## To do
Leave the pictures out and transcribe every record exactly.

^^^^

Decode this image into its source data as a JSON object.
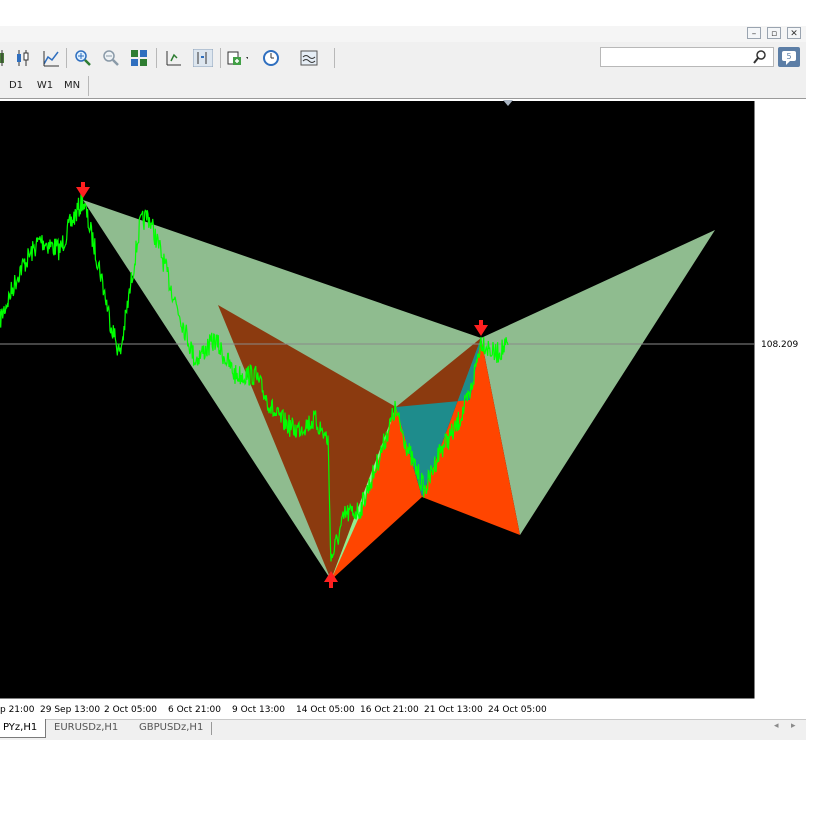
{
  "window": {
    "buttons": [
      "–",
      "▫",
      "✕"
    ]
  },
  "toolbar": {
    "icons": [
      "candlestick-chart-icon",
      "line-chart-icon",
      "zoom-in-icon",
      "zoom-out-icon",
      "tile-windows-icon",
      "chart-shift-icon",
      "autoscroll-icon",
      "indicators-icon",
      "periodicity-clock-icon",
      "templates-icon"
    ]
  },
  "search": {
    "placeholder": ""
  },
  "timeframes": [
    "D1",
    "W1",
    "MN"
  ],
  "chart_data": {
    "type": "line",
    "y_ticks": [
      "110.866",
      "110.446",
      "110.026",
      "109.606",
      "109.186",
      "108.766",
      "108.346",
      "107.926",
      "107.506",
      "107.086",
      "106.666",
      "106.246",
      "105.826",
      "105.406",
      "104.986",
      "104.566",
      "104.146",
      "103.726"
    ],
    "current_price": "108.209",
    "x_ticks": [
      "p 21:00",
      "29 Sep 13:00",
      "2 Oct 05:00",
      "6 Oct 21:00",
      "9 Oct 13:00",
      "14 Oct 05:00",
      "16 Oct 21:00",
      "21 Oct 13:00",
      "24 Oct 05:00"
    ],
    "ylim": [
      103.726,
      110.866
    ],
    "colors": {
      "background": "#000000",
      "price_line": "#00ff00",
      "outer_pattern": "#8fbc8f",
      "inner_pattern": "#8b3a0f",
      "bright_triangle": "#ff4500",
      "teal_triangle": "#1e8c8c",
      "light_triangle": "#90ee90",
      "arrow": "#ff2020",
      "axis_text": "#ffffff"
    }
  },
  "tabs": [
    "PYz,H1",
    "EURUSDz,H1",
    "GBPUSDz,H1"
  ],
  "tab_arrows": [
    "◂",
    "▸"
  ]
}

^^^^

## Solution
Decode this image into its source data as a JSON object.
{
  "window": {
    "buttons": [
      "–",
      "▫",
      "✕"
    ]
  },
  "toolbar": {
    "icons": [
      "candlestick-chart-icon",
      "line-chart-icon",
      "zoom-in-icon",
      "zoom-out-icon",
      "tile-windows-icon",
      "chart-shift-icon",
      "autoscroll-icon",
      "indicators-icon",
      "periodicity-clock-icon",
      "templates-icon"
    ]
  },
  "search": {
    "placeholder": ""
  },
  "timeframes": [
    "D1",
    "W1",
    "MN"
  ],
  "chart_data": {
    "type": "line",
    "y_ticks": [
      "110.866",
      "110.446",
      "110.026",
      "109.606",
      "109.186",
      "108.766",
      "108.346",
      "107.926",
      "107.506",
      "107.086",
      "106.666",
      "106.246",
      "105.826",
      "105.406",
      "104.986",
      "104.566",
      "104.146",
      "103.726"
    ],
    "current_price": "108.209",
    "x_ticks": [
      "p 21:00",
      "29 Sep 13:00",
      "2 Oct 05:00",
      "6 Oct 21:00",
      "9 Oct 13:00",
      "14 Oct 05:00",
      "16 Oct 21:00",
      "21 Oct 13:00",
      "24 Oct 05:00"
    ],
    "ylim": [
      103.726,
      110.866
    ],
    "colors": {
      "background": "#000000",
      "price_line": "#00ff00",
      "outer_pattern": "#8fbc8f",
      "inner_pattern": "#8b3a0f",
      "bright_triangle": "#ff4500",
      "teal_triangle": "#1e8c8c",
      "light_triangle": "#90ee90",
      "arrow": "#ff2020",
      "axis_text": "#ffffff"
    }
  },
  "tabs": [
    "PYz,H1",
    "EURUSDz,H1",
    "GBPUSDz,H1"
  ],
  "tab_arrows": [
    "◂",
    "▸"
  ]
}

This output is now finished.